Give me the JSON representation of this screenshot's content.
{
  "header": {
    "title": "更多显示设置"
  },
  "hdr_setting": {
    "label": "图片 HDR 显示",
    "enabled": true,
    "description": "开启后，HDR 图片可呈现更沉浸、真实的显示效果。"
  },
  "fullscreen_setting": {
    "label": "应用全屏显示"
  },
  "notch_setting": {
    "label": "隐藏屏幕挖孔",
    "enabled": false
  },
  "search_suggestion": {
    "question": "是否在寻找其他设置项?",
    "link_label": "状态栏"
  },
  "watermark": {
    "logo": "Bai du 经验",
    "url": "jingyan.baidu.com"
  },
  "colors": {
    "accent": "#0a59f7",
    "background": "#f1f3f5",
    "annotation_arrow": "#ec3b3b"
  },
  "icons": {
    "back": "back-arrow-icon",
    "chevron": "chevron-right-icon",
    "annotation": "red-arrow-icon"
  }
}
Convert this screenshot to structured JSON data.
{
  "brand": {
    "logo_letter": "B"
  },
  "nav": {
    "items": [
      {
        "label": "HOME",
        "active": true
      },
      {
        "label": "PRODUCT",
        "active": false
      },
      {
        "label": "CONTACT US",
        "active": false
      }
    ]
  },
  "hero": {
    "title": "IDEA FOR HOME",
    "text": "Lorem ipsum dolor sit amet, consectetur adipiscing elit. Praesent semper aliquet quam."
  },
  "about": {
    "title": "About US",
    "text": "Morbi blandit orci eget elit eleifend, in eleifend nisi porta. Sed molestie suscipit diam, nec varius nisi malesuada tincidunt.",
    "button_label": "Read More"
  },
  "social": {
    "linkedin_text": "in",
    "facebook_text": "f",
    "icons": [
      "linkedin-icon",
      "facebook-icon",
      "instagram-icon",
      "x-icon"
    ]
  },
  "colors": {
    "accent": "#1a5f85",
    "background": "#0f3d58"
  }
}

******

:: WHAT IS BEING ASKED ::
All of the lines above need to be given again exactly.

:: ANSWER TO THIS TASK ::
Give me the JSON representation of this screenshot's content.
{
  "header": {
    "title": "更多显示设置"
  },
  "hdr_setting": {
    "label": "图片 HDR 显示",
    "enabled": true,
    "description": "开启后，HDR 图片可呈现更沉浸、真实的显示效果。"
  },
  "fullscreen_setting": {
    "label": "应用全屏显示"
  },
  "notch_setting": {
    "label": "隐藏屏幕挖孔",
    "enabled": false
  },
  "search_suggestion": {
    "question": "是否在寻找其他设置项?",
    "link_label": "状态栏"
  },
  "watermark": {
    "logo": "Bai du 经验",
    "url": "jingyan.baidu.com"
  },
  "colors": {
    "accent": "#0a59f7",
    "background": "#f1f3f5",
    "annotation_arrow": "#ec3b3b"
  },
  "icons": {
    "back": "back-arrow-icon",
    "chevron": "chevron-right-icon",
    "annotation": "red-arrow-icon"
  }
}
Convert this screenshot to structured JSON data.
{
  "brand": {
    "logo_letter": "B"
  },
  "nav": {
    "items": [
      {
        "label": "HOME",
        "active": true
      },
      {
        "label": "PRODUCT",
        "active": false
      },
      {
        "label": "CONTACT US",
        "active": false
      }
    ]
  },
  "hero": {
    "title": "IDEA FOR HOME",
    "text": "Lorem ipsum dolor sit amet, consectetur adipiscing elit. Praesent semper aliquet quam."
  },
  "about": {
    "title": "About US",
    "text": "Morbi blandit orci eget elit eleifend, in eleifend nisi porta. Sed molestie suscipit diam, nec varius nisi malesuada tincidunt.",
    "button_label": "Read More"
  },
  "social": {
    "linkedin_text": "in",
    "facebook_text": "f",
    "icons": [
      "linkedin-icon",
      "facebook-icon",
      "instagram-icon",
      "x-icon"
    ]
  },
  "colors": {
    "accent": "#1a5f85",
    "background": "#0f3d58"
  }
}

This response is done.